# GIVEN RECORDS:
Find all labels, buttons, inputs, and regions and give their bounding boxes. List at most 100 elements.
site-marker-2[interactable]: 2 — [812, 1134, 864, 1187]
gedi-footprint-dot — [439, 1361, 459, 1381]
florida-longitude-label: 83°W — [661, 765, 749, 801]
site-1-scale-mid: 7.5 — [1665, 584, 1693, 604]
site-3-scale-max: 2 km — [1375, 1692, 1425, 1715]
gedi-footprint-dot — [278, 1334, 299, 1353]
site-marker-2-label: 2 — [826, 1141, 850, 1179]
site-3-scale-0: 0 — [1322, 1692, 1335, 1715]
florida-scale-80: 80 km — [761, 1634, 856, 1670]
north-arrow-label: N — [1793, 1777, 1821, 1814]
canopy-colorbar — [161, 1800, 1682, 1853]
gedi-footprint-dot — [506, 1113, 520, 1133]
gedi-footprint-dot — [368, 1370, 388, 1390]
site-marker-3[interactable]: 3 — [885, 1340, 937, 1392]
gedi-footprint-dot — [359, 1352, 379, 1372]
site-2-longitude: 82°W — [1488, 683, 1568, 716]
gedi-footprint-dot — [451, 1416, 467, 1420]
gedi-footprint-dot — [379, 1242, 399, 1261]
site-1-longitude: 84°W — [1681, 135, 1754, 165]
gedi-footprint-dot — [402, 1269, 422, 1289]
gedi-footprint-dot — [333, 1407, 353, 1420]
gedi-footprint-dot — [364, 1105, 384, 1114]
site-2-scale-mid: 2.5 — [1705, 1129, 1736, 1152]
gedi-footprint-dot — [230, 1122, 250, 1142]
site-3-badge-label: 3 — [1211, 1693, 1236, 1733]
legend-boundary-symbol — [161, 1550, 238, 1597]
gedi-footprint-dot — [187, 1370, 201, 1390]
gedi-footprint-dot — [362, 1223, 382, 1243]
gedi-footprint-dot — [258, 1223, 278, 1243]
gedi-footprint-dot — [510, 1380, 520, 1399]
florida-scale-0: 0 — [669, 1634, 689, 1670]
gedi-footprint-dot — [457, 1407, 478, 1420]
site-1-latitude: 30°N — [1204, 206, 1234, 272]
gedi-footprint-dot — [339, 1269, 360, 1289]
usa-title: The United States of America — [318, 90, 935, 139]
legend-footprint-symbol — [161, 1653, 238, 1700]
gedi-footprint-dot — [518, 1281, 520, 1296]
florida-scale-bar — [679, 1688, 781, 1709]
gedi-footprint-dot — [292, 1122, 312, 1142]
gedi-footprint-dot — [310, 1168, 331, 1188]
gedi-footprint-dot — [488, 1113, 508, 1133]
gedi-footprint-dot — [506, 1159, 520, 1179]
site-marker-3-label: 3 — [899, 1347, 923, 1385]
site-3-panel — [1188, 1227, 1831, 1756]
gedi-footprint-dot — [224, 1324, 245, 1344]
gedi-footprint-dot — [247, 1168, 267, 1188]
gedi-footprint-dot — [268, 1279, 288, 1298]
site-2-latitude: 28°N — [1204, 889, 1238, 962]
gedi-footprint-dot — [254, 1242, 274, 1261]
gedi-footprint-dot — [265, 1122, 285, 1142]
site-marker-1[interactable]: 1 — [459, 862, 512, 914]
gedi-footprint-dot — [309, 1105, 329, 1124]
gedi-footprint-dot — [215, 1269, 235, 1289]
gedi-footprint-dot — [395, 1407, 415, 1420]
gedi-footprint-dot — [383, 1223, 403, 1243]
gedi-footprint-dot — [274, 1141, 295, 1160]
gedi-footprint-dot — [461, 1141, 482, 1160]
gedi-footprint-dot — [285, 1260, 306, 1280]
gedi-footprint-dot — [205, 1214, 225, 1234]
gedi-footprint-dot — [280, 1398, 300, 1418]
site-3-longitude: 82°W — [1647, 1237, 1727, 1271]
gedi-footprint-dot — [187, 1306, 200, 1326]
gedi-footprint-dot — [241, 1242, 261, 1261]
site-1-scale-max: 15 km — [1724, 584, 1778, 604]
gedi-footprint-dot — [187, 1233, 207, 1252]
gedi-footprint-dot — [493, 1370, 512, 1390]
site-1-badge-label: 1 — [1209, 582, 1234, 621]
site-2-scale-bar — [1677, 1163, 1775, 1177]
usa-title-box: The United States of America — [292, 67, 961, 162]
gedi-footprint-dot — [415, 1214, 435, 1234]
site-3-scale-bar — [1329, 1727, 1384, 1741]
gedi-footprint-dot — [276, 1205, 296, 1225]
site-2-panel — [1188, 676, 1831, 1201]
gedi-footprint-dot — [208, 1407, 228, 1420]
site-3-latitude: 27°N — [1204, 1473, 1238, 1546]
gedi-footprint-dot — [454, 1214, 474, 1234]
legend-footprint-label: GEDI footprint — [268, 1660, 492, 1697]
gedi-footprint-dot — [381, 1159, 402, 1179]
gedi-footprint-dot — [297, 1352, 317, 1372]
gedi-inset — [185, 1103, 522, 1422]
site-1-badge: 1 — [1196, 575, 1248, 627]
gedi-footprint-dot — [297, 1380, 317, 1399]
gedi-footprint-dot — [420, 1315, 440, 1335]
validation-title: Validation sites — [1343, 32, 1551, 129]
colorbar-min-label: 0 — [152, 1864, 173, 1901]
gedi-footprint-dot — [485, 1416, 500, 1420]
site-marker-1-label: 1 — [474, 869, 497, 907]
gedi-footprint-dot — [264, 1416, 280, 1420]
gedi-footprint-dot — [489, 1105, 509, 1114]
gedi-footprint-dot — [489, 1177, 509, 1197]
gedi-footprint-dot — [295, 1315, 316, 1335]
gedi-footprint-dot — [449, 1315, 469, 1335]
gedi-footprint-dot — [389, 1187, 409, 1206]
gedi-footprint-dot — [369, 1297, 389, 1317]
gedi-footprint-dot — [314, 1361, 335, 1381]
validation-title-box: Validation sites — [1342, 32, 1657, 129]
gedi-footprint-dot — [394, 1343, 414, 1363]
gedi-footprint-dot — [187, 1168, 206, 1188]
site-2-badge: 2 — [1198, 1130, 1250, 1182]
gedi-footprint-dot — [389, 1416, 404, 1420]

# EXERCISE:
How many lines of the records contain the string "Validation"? Case counts, so give the number only.

# RESULT FOR THIS EXERCISE:
2